> **EXERCISE**:
Your task is to print the material below exactly as presented.

===== DATA SUPPLIED

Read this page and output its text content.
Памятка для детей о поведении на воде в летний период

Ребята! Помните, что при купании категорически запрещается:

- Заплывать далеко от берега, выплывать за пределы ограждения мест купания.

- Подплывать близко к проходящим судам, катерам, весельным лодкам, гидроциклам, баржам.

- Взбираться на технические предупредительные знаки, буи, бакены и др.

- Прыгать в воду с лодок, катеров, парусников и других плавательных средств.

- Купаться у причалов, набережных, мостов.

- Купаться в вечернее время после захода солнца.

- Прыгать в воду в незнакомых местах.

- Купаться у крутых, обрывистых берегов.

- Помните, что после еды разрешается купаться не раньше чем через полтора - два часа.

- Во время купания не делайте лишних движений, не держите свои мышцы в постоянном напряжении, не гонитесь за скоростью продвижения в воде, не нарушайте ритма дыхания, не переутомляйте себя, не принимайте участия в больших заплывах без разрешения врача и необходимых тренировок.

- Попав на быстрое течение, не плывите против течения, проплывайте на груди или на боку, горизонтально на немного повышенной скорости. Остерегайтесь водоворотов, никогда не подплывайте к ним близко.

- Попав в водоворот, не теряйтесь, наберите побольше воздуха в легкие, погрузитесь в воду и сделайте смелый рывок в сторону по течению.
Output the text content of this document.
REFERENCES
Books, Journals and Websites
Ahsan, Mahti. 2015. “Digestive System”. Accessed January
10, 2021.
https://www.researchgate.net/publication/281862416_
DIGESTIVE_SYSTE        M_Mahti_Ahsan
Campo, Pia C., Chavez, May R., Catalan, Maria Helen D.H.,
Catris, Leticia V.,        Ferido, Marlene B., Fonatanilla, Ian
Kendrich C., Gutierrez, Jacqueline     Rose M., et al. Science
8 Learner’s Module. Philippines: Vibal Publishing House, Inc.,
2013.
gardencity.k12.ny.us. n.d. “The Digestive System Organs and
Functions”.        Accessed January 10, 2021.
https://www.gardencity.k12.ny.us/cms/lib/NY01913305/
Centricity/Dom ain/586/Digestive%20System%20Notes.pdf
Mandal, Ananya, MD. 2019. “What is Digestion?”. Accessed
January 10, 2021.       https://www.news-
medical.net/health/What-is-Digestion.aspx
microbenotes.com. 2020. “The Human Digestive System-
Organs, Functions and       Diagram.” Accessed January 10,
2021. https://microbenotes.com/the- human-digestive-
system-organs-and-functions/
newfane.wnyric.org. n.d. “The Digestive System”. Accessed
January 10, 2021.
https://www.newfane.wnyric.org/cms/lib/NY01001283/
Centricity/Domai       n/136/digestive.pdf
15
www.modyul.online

==========

> **THE OUTPUT**:
Read this page and output its text content.
Памятка для детей о поведении на воде в летний период

Ребята! Помните, что при купании категорически запрещается:

- Заплывать далеко от берега, выплывать за пределы ограждения мест купания.

- Подплывать близко к проходящим судам, катерам, весельным лодкам, гидроциклам, баржам.

- Взбираться на технические предупредительные знаки, буи, бакены и др.

- Прыгать в воду с лодок, катеров, парусников и других плавательных средств.

- Купаться у причалов, набережных, мостов.

- Купаться в вечернее время после захода солнца.

- Прыгать в воду в незнакомых местах.

- Купаться у крутых, обрывистых берегов.

- Помните, что после еды разрешается купаться не раньше чем через полтора - два часа.

- Во время купания не делайте лишних движений, не держите свои мышцы в постоянном напряжении, не гонитесь за скоростью продвижения в воде, не нарушайте ритма дыхания, не переутомляйте себя, не принимайте участия в больших заплывах без разрешения врача и необходимых тренировок.

- Попав на быстрое течение, не плывите против течения, проплывайте на груди или на боку, горизонтально на немного повышенной скорости. Остерегайтесь водоворотов, никогда не подплывайте к ним близко.

- Попав в водоворот, не теряйтесь, наберите побольше воздуха в легкие, погрузитесь в воду и сделайте смелый рывок в сторону по течению.
Output the text content of this document.
REFERENCES
Books, Journals and Websites
Ahsan, Mahti. 2015. “Digestive System”. Accessed January
10, 2021.
https://www.researchgate.net/publication/281862416_
DIGESTIVE_SYSTE        M_Mahti_Ahsan
Campo, Pia C., Chavez, May R., Catalan, Maria Helen D.H.,
Catris, Leticia V.,        Ferido, Marlene B., Fonatanilla, Ian
Kendrich C., Gutierrez, Jacqueline     Rose M., et al. Science
8 Learner’s Module. Philippines: Vibal Publishing House, Inc.,
2013.
gardencity.k12.ny.us. n.d. “The Digestive System Organs and
Functions”.        Accessed January 10, 2021.
https://www.gardencity.k12.ny.us/cms/lib/NY01913305/
Centricity/Dom ain/586/Digestive%20System%20Notes.pdf
Mandal, Ananya, MD. 2019. “What is Digestion?”. Accessed
January 10, 2021.       https://www.news-
medical.net/health/What-is-Digestion.aspx
microbenotes.com. 2020. “The Human Digestive System-
Organs, Functions and       Diagram.” Accessed January 10,
2021. https://microbenotes.com/the- human-digestive-
system-organs-and-functions/
newfane.wnyric.org. n.d. “The Digestive System”. Accessed
January 10, 2021.
https://www.newfane.wnyric.org/cms/lib/NY01001283/
Centricity/Domai       n/136/digestive.pdf
15
www.modyul.online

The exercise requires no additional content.